───── Data lines ─────
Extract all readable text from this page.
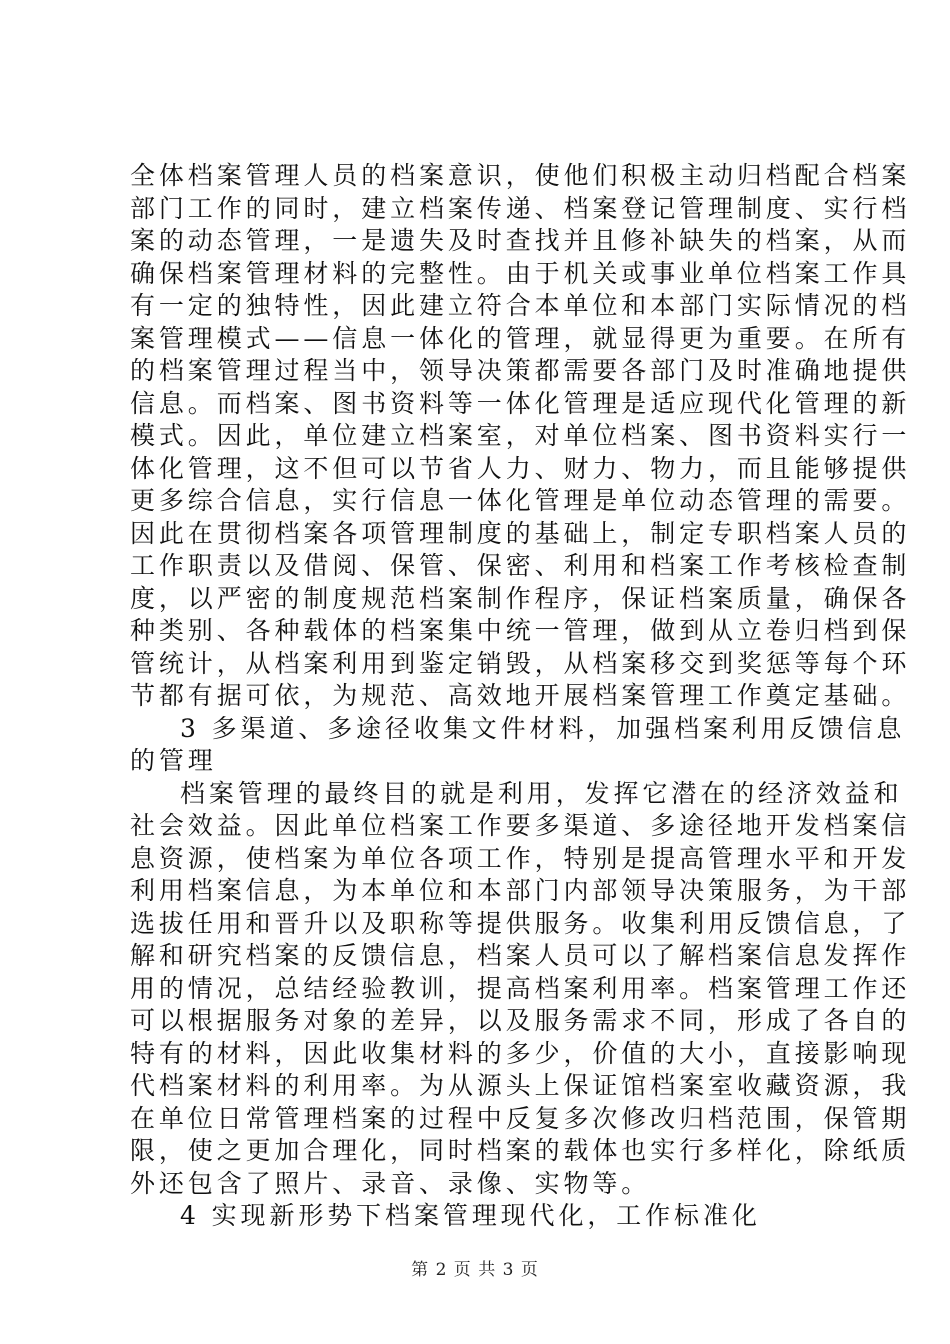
全体档案管理人员的档案意识，使他们积极主动归档配合档案
部门工作的同时，建立档案传递、档案登记管理制度、实行档
案的动态管理，一是遗失及时查找并且修补缺失的档案，从而
确保档案管理材料的完整性。由于机关或事业单位档案工作具
有一定的独特性，因此建立符合本单位和本部门实际情况的档
案管理模式——信息一体化的管理，就显得更为重要。在所有
的档案管理过程当中，领导决策都需要各部门及时准确地提供
信息。而档案、图书资料等一体化管理是适应现代化管理的新
模式。因此，单位建立档案室，对单位档案、图书资料实行一
体化管理，这不但可以节省人力、财力、物力，而且能够提供
更多综合信息，实行信息一体化管理是单位动态管理的需要。
因此在贯彻档案各项管理制度的基础上，制定专职档案人员的
工作职责以及借阅、保管、保密、利用和档案工作考核检查制
度，以严密的制度规范档案制作程序，保证档案质量，确保各
种类别、各种载体的档案集中统一管理，做到从立卷归档到保
管统计，从档案利用到鉴定销毁，从档案移交到奖惩等每个环
节都有据可依，为规范、高效地开展档案管理工作奠定基础。
3 多渠道、多途径收集文件材料，加强档案利用反馈信息
的管理
档案管理的最终目的就是利用，发挥它潜在的经济效益和
社会效益。因此单位档案工作要多渠道、多途径地开发档案信
息资源，使档案为单位各项工作，特别是提高管理水平和开发
利用档案信息，为本单位和本部门内部领导决策服务，为干部
选拔任用和晋升以及职称等提供服务。收集利用反馈信息，了
解和研究档案的反馈信息，档案人员可以了解档案信息发挥作
用的情况，总结经验教训，提高档案利用率。档案管理工作还
可以根据服务对象的差异，以及服务需求不同，形成了各自的
特有的材料，因此收集材料的多少，价值的大小，直接影响现
代档案材料的利用率。为从源头上保证馆档案室收藏资源，我
在单位日常管理档案的过程中反复多次修改归档范围，保管期
限，使之更加合理化，同时档案的载体也实行多样化，除纸质
外还包含了照片、录音、录像、实物等。
4 实现新形势下档案管理现代化，工作标准化
第 2 页 共 3 页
─────
▶ Direction
Print out every entry above without changing a word, and leave out the pictures.

▶ Written solution
Extract all readable text from this page.
全体档案管理人员的档案意识，使他们积极主动归档配合档案
部门工作的同时，建立档案传递、档案登记管理制度、实行档
案的动态管理，一是遗失及时查找并且修补缺失的档案，从而
确保档案管理材料的完整性。由于机关或事业单位档案工作具
有一定的独特性，因此建立符合本单位和本部门实际情况的档
案管理模式——信息一体化的管理，就显得更为重要。在所有
的档案管理过程当中，领导决策都需要各部门及时准确地提供
信息。而档案、图书资料等一体化管理是适应现代化管理的新
模式。因此，单位建立档案室，对单位档案、图书资料实行一
体化管理，这不但可以节省人力、财力、物力，而且能够提供
更多综合信息，实行信息一体化管理是单位动态管理的需要。
因此在贯彻档案各项管理制度的基础上，制定专职档案人员的
工作职责以及借阅、保管、保密、利用和档案工作考核检查制
度，以严密的制度规范档案制作程序，保证档案质量，确保各
种类别、各种载体的档案集中统一管理，做到从立卷归档到保
管统计，从档案利用到鉴定销毁，从档案移交到奖惩等每个环
节都有据可依，为规范、高效地开展档案管理工作奠定基础。
3 多渠道、多途径收集文件材料，加强档案利用反馈信息
的管理
档案管理的最终目的就是利用，发挥它潜在的经济效益和
社会效益。因此单位档案工作要多渠道、多途径地开发档案信
息资源，使档案为单位各项工作，特别是提高管理水平和开发
利用档案信息，为本单位和本部门内部领导决策服务，为干部
选拔任用和晋升以及职称等提供服务。收集利用反馈信息，了
解和研究档案的反馈信息，档案人员可以了解档案信息发挥作
用的情况，总结经验教训，提高档案利用率。档案管理工作还
可以根据服务对象的差异，以及服务需求不同，形成了各自的
特有的材料，因此收集材料的多少，价值的大小，直接影响现
代档案材料的利用率。为从源头上保证馆档案室收藏资源，我
在单位日常管理档案的过程中反复多次修改归档范围，保管期
限，使之更加合理化，同时档案的载体也实行多样化，除纸质
外还包含了照片、录音、录像、实物等。
4 实现新形势下档案管理现代化，工作标准化
第 2 页 共 3 页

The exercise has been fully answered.